> Goal:
Make an exact copy of the listing below.

> Material provided:

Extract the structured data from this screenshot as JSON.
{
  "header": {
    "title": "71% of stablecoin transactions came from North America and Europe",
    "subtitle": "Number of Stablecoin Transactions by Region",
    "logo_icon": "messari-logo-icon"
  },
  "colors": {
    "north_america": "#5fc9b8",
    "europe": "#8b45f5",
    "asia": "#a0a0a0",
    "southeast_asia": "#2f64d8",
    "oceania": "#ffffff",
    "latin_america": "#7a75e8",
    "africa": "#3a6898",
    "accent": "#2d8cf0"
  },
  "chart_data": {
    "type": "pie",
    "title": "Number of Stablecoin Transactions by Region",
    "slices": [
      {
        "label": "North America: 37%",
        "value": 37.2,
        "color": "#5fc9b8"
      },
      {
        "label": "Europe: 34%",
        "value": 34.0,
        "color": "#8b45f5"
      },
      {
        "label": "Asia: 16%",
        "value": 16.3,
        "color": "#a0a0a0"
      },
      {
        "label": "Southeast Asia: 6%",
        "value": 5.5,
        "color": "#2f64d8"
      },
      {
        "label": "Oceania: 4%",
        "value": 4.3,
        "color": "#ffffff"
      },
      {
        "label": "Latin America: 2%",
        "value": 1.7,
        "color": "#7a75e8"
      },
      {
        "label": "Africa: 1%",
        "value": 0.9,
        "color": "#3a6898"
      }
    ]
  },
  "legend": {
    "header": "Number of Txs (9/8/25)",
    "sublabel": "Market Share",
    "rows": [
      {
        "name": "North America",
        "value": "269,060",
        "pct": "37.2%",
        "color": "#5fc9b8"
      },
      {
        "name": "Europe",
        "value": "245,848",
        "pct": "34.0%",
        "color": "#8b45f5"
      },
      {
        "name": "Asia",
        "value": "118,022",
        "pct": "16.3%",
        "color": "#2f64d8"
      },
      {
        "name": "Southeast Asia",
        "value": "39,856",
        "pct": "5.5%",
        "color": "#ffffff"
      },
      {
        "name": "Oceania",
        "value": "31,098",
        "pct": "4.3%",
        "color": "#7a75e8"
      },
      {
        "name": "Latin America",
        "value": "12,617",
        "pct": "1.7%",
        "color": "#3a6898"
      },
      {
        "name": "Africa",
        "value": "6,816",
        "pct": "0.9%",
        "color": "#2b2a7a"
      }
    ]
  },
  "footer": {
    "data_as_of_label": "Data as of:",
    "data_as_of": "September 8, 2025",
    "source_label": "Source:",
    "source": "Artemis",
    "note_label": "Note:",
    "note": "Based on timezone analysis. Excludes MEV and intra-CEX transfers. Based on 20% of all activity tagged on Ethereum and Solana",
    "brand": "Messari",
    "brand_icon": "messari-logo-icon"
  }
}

> Expected output:
Extract the structured data from this screenshot as JSON.
{
  "header": {
    "title": "71% of stablecoin transactions came from North America and Europe",
    "subtitle": "Number of Stablecoin Transactions by Region",
    "logo_icon": "messari-logo-icon"
  },
  "colors": {
    "north_america": "#5fc9b8",
    "europe": "#8b45f5",
    "asia": "#a0a0a0",
    "southeast_asia": "#2f64d8",
    "oceania": "#ffffff",
    "latin_america": "#7a75e8",
    "africa": "#3a6898",
    "accent": "#2d8cf0"
  },
  "chart_data": {
    "type": "pie",
    "title": "Number of Stablecoin Transactions by Region",
    "slices": [
      {
        "label": "North America: 37%",
        "value": 37.2,
        "color": "#5fc9b8"
      },
      {
        "label": "Europe: 34%",
        "value": 34.0,
        "color": "#8b45f5"
      },
      {
        "label": "Asia: 16%",
        "value": 16.3,
        "color": "#a0a0a0"
      },
      {
        "label": "Southeast Asia: 6%",
        "value": 5.5,
        "color": "#2f64d8"
      },
      {
        "label": "Oceania: 4%",
        "value": 4.3,
        "color": "#ffffff"
      },
      {
        "label": "Latin America: 2%",
        "value": 1.7,
        "color": "#7a75e8"
      },
      {
        "label": "Africa: 1%",
        "value": 0.9,
        "color": "#3a6898"
      }
    ]
  },
  "legend": {
    "header": "Number of Txs (9/8/25)",
    "sublabel": "Market Share",
    "rows": [
      {
        "name": "North America",
        "value": "269,060",
        "pct": "37.2%",
        "color": "#5fc9b8"
      },
      {
        "name": "Europe",
        "value": "245,848",
        "pct": "34.0%",
        "color": "#8b45f5"
      },
      {
        "name": "Asia",
        "value": "118,022",
        "pct": "16.3%",
        "color": "#2f64d8"
      },
      {
        "name": "Southeast Asia",
        "value": "39,856",
        "pct": "5.5%",
        "color": "#ffffff"
      },
      {
        "name": "Oceania",
        "value": "31,098",
        "pct": "4.3%",
        "color": "#7a75e8"
      },
      {
        "name": "Latin America",
        "value": "12,617",
        "pct": "1.7%",
        "color": "#3a6898"
      },
      {
        "name": "Africa",
        "value": "6,816",
        "pct": "0.9%",
        "color": "#2b2a7a"
      }
    ]
  },
  "footer": {
    "data_as_of_label": "Data as of:",
    "data_as_of": "September 8, 2025",
    "source_label": "Source:",
    "source": "Artemis",
    "note_label": "Note:",
    "note": "Based on timezone analysis. Excludes MEV and intra-CEX transfers. Based on 20% of all activity tagged on Ethereum and Solana",
    "brand": "Messari",
    "brand_icon": "messari-logo-icon"
  }
}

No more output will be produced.